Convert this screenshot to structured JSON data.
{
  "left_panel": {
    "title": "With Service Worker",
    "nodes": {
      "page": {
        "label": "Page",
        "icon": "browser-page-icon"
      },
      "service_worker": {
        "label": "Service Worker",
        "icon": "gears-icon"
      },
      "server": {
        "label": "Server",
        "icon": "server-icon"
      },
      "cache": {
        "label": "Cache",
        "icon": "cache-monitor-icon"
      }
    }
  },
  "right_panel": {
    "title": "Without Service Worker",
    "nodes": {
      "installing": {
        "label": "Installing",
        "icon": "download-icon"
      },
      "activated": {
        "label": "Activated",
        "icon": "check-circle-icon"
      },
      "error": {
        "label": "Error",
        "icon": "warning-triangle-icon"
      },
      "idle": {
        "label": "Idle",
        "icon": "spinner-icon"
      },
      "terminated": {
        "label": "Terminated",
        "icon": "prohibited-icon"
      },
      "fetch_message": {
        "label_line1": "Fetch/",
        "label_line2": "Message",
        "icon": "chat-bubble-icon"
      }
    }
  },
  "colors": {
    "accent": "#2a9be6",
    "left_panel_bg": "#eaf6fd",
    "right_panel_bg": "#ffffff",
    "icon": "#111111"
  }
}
________
## Short exercise
Write out all of the records above exactly as they appear.

## Full answer
Convert this screenshot to structured JSON data.
{
  "left_panel": {
    "title": "With Service Worker",
    "nodes": {
      "page": {
        "label": "Page",
        "icon": "browser-page-icon"
      },
      "service_worker": {
        "label": "Service Worker",
        "icon": "gears-icon"
      },
      "server": {
        "label": "Server",
        "icon": "server-icon"
      },
      "cache": {
        "label": "Cache",
        "icon": "cache-monitor-icon"
      }
    }
  },
  "right_panel": {
    "title": "Without Service Worker",
    "nodes": {
      "installing": {
        "label": "Installing",
        "icon": "download-icon"
      },
      "activated": {
        "label": "Activated",
        "icon": "check-circle-icon"
      },
      "error": {
        "label": "Error",
        "icon": "warning-triangle-icon"
      },
      "idle": {
        "label": "Idle",
        "icon": "spinner-icon"
      },
      "terminated": {
        "label": "Terminated",
        "icon": "prohibited-icon"
      },
      "fetch_message": {
        "label_line1": "Fetch/",
        "label_line2": "Message",
        "icon": "chat-bubble-icon"
      }
    }
  },
  "colors": {
    "accent": "#2a9be6",
    "left_panel_bg": "#eaf6fd",
    "right_panel_bg": "#ffffff",
    "icon": "#111111"
  }
}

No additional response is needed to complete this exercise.